Records from a dataset:

>>>

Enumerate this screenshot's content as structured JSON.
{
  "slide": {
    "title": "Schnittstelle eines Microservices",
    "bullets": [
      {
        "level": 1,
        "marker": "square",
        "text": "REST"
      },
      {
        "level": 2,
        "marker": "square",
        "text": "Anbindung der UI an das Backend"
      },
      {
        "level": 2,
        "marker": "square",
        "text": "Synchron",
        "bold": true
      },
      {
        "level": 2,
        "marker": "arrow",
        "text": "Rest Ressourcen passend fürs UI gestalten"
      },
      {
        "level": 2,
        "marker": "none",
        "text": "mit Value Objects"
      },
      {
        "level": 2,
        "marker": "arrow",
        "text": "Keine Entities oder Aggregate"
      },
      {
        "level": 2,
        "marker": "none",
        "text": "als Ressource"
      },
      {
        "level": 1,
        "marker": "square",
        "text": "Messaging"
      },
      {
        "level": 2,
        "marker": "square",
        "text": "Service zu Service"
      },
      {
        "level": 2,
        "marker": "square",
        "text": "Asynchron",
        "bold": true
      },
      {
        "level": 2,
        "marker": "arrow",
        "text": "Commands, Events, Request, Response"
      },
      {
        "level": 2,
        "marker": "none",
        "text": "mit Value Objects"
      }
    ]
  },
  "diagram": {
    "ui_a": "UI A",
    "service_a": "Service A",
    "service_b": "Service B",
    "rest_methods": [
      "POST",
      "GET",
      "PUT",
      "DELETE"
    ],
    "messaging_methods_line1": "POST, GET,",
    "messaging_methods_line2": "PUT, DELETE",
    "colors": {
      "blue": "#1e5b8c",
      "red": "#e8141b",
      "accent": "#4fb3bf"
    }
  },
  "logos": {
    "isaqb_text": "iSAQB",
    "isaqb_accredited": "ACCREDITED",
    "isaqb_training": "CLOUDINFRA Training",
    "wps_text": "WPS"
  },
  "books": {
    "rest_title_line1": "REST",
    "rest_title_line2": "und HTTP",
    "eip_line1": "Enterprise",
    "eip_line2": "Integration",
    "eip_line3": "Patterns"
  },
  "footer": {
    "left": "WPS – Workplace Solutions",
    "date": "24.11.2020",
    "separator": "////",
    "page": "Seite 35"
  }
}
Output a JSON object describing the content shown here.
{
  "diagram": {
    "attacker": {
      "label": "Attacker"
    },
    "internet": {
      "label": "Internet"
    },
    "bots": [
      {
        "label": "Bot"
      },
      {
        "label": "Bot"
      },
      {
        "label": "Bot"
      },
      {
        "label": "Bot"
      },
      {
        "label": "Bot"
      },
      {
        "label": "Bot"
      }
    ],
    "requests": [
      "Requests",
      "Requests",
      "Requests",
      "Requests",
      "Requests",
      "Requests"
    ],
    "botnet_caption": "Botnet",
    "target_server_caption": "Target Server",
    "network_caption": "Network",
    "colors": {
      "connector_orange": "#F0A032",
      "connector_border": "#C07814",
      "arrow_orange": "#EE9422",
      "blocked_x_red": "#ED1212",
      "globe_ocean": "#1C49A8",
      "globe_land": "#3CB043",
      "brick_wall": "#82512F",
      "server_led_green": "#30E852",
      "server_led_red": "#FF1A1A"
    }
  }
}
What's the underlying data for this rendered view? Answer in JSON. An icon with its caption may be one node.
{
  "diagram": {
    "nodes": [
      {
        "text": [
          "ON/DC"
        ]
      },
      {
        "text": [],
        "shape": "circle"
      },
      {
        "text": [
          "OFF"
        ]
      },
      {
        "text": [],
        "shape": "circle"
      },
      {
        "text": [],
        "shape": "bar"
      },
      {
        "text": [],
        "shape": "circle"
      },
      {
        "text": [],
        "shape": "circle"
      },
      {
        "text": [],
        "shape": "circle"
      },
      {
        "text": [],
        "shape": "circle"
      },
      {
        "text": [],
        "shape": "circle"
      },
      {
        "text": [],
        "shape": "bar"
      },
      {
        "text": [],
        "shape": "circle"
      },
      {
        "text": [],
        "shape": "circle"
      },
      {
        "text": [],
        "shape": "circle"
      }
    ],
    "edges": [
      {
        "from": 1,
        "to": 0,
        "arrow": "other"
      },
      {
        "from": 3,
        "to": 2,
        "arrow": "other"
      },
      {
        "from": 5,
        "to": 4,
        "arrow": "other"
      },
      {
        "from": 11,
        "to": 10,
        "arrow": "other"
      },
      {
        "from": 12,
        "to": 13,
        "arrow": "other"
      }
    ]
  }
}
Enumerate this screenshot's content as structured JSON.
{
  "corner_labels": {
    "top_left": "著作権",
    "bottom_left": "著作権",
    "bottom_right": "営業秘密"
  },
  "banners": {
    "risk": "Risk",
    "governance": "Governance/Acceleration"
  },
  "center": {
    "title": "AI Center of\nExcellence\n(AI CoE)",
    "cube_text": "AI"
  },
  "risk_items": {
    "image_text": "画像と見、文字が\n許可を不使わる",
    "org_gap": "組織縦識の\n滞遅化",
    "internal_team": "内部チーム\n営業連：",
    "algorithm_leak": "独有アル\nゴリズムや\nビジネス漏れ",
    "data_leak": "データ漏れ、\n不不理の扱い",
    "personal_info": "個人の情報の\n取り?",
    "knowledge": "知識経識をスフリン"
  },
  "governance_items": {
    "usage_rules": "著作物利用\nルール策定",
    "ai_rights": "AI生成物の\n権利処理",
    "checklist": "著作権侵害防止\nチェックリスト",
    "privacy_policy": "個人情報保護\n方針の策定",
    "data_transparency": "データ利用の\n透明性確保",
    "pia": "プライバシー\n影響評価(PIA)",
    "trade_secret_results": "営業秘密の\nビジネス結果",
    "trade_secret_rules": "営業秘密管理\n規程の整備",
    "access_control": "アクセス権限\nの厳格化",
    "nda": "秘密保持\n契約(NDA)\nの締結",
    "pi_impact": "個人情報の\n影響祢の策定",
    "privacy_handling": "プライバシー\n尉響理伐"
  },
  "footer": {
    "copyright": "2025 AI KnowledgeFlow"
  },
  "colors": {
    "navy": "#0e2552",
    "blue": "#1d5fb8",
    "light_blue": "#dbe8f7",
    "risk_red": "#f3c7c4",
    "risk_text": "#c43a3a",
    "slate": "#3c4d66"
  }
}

<<<

**WRITTEN PROBLEM**.
Give the listing above again, word for word.

**THE SOLUTION**.
Enumerate this screenshot's content as structured JSON.
{
  "slide": {
    "title": "Schnittstelle eines Microservices",
    "bullets": [
      {
        "level": 1,
        "marker": "square",
        "text": "REST"
      },
      {
        "level": 2,
        "marker": "square",
        "text": "Anbindung der UI an das Backend"
      },
      {
        "level": 2,
        "marker": "square",
        "text": "Synchron",
        "bold": true
      },
      {
        "level": 2,
        "marker": "arrow",
        "text": "Rest Ressourcen passend fürs UI gestalten"
      },
      {
        "level": 2,
        "marker": "none",
        "text": "mit Value Objects"
      },
      {
        "level": 2,
        "marker": "arrow",
        "text": "Keine Entities oder Aggregate"
      },
      {
        "level": 2,
        "marker": "none",
        "text": "als Ressource"
      },
      {
        "level": 1,
        "marker": "square",
        "text": "Messaging"
      },
      {
        "level": 2,
        "marker": "square",
        "text": "Service zu Service"
      },
      {
        "level": 2,
        "marker": "square",
        "text": "Asynchron",
        "bold": true
      },
      {
        "level": 2,
        "marker": "arrow",
        "text": "Commands, Events, Request, Response"
      },
      {
        "level": 2,
        "marker": "none",
        "text": "mit Value Objects"
      }
    ]
  },
  "diagram": {
    "ui_a": "UI A",
    "service_a": "Service A",
    "service_b": "Service B",
    "rest_methods": [
      "POST",
      "GET",
      "PUT",
      "DELETE"
    ],
    "messaging_methods_line1": "POST, GET,",
    "messaging_methods_line2": "PUT, DELETE",
    "colors": {
      "blue": "#1e5b8c",
      "red": "#e8141b",
      "accent": "#4fb3bf"
    }
  },
  "logos": {
    "isaqb_text": "iSAQB",
    "isaqb_accredited": "ACCREDITED",
    "isaqb_training": "CLOUDINFRA Training",
    "wps_text": "WPS"
  },
  "books": {
    "rest_title_line1": "REST",
    "rest_title_line2": "und HTTP",
    "eip_line1": "Enterprise",
    "eip_line2": "Integration",
    "eip_line3": "Patterns"
  },
  "footer": {
    "left": "WPS – Workplace Solutions",
    "date": "24.11.2020",
    "separator": "////",
    "page": "Seite 35"
  }
}
Output a JSON object describing the content shown here.
{
  "diagram": {
    "attacker": {
      "label": "Attacker"
    },
    "internet": {
      "label": "Internet"
    },
    "bots": [
      {
        "label": "Bot"
      },
      {
        "label": "Bot"
      },
      {
        "label": "Bot"
      },
      {
        "label": "Bot"
      },
      {
        "label": "Bot"
      },
      {
        "label": "Bot"
      }
    ],
    "requests": [
      "Requests",
      "Requests",
      "Requests",
      "Requests",
      "Requests",
      "Requests"
    ],
    "botnet_caption": "Botnet",
    "target_server_caption": "Target Server",
    "network_caption": "Network",
    "colors": {
      "connector_orange": "#F0A032",
      "connector_border": "#C07814",
      "arrow_orange": "#EE9422",
      "blocked_x_red": "#ED1212",
      "globe_ocean": "#1C49A8",
      "globe_land": "#3CB043",
      "brick_wall": "#82512F",
      "server_led_green": "#30E852",
      "server_led_red": "#FF1A1A"
    }
  }
}
What's the underlying data for this rendered view? Answer in JSON. An icon with its caption may be one node.
{
  "diagram": {
    "nodes": [
      {
        "text": [
          "ON/DC"
        ]
      },
      {
        "text": [],
        "shape": "circle"
      },
      {
        "text": [
          "OFF"
        ]
      },
      {
        "text": [],
        "shape": "circle"
      },
      {
        "text": [],
        "shape": "bar"
      },
      {
        "text": [],
        "shape": "circle"
      },
      {
        "text": [],
        "shape": "circle"
      },
      {
        "text": [],
        "shape": "circle"
      },
      {
        "text": [],
        "shape": "circle"
      },
      {
        "text": [],
        "shape": "circle"
      },
      {
        "text": [],
        "shape": "bar"
      },
      {
        "text": [],
        "shape": "circle"
      },
      {
        "text": [],
        "shape": "circle"
      },
      {
        "text": [],
        "shape": "circle"
      }
    ],
    "edges": [
      {
        "from": 1,
        "to": 0,
        "arrow": "other"
      },
      {
        "from": 3,
        "to": 2,
        "arrow": "other"
      },
      {
        "from": 5,
        "to": 4,
        "arrow": "other"
      },
      {
        "from": 11,
        "to": 10,
        "arrow": "other"
      },
      {
        "from": 12,
        "to": 13,
        "arrow": "other"
      }
    ]
  }
}
Enumerate this screenshot's content as structured JSON.
{
  "corner_labels": {
    "top_left": "著作権",
    "bottom_left": "著作権",
    "bottom_right": "営業秘密"
  },
  "banners": {
    "risk": "Risk",
    "governance": "Governance/Acceleration"
  },
  "center": {
    "title": "AI Center of\nExcellence\n(AI CoE)",
    "cube_text": "AI"
  },
  "risk_items": {
    "image_text": "画像と見、文字が\n許可を不使わる",
    "org_gap": "組織縦識の\n滞遅化",
    "internal_team": "内部チーム\n営業連：",
    "algorithm_leak": "独有アル\nゴリズムや\nビジネス漏れ",
    "data_leak": "データ漏れ、\n不不理の扱い",
    "personal_info": "個人の情報の\n取り?",
    "knowledge": "知識経識をスフリン"
  },
  "governance_items": {
    "usage_rules": "著作物利用\nルール策定",
    "ai_rights": "AI生成物の\n権利処理",
    "checklist": "著作権侵害防止\nチェックリスト",
    "privacy_policy": "個人情報保護\n方針の策定",
    "data_transparency": "データ利用の\n透明性確保",
    "pia": "プライバシー\n影響評価(PIA)",
    "trade_secret_results": "営業秘密の\nビジネス結果",
    "trade_secret_rules": "営業秘密管理\n規程の整備",
    "access_control": "アクセス権限\nの厳格化",
    "nda": "秘密保持\n契約(NDA)\nの締結",
    "pi_impact": "個人情報の\n影響祢の策定",
    "privacy_handling": "プライバシー\n尉響理伐"
  },
  "footer": {
    "copyright": "2025 AI KnowledgeFlow"
  },
  "colors": {
    "navy": "#0e2552",
    "blue": "#1d5fb8",
    "light_blue": "#dbe8f7",
    "risk_red": "#f3c7c4",
    "risk_text": "#c43a3a",
    "slate": "#3c4d66"
  }
}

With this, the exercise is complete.